→ **Exercise details**
Find every line below that contains the word "relación" and copy it out.

→ **Records supplied**
┌────────
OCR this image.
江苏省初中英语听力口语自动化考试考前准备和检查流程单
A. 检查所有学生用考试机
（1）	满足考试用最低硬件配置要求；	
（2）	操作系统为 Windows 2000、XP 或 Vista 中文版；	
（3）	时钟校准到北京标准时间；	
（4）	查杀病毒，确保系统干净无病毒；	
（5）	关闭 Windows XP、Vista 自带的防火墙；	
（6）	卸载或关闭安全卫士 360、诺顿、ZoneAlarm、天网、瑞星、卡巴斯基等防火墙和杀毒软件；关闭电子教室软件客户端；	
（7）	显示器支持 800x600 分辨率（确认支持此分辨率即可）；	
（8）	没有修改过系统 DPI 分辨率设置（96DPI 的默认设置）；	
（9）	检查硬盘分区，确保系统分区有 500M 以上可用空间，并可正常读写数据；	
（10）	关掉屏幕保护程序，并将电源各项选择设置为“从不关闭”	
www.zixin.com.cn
└────────
┌────────
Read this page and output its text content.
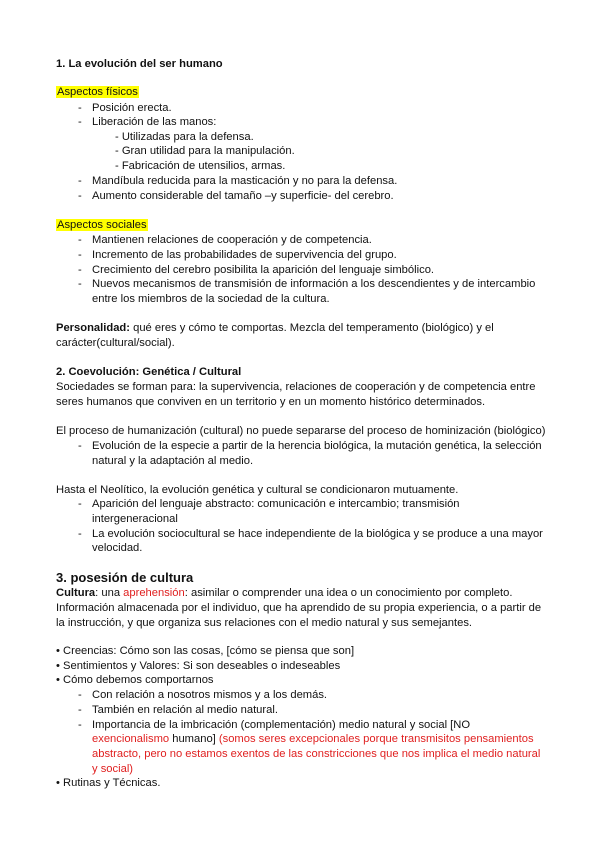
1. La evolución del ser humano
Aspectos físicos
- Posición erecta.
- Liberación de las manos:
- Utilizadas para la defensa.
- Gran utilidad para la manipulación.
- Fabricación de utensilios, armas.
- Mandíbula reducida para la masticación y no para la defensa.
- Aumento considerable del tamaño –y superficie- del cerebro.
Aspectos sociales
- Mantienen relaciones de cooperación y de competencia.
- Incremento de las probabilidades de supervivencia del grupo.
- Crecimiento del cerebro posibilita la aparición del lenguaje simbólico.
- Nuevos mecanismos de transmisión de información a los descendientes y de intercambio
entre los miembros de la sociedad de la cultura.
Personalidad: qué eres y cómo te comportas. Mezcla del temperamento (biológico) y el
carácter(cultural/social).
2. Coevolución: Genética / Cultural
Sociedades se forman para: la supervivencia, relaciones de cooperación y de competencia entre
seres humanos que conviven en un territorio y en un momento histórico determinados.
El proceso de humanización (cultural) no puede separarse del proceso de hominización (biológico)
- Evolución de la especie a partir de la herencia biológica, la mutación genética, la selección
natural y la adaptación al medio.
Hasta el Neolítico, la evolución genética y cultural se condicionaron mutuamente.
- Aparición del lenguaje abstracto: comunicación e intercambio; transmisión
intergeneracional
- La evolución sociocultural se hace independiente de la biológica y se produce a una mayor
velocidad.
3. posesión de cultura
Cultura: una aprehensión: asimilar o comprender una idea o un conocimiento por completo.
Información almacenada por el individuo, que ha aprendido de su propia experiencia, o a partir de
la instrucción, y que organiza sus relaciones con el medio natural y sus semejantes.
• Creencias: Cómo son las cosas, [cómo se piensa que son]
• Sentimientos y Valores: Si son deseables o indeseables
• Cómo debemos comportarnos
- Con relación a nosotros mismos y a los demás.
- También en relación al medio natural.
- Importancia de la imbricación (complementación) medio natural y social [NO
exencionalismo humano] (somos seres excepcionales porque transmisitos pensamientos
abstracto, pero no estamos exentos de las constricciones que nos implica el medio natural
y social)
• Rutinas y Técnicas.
└────────
→ **Reply**
- Con relación a nosotros mismos y a los demás.
- También en relación al medio natural.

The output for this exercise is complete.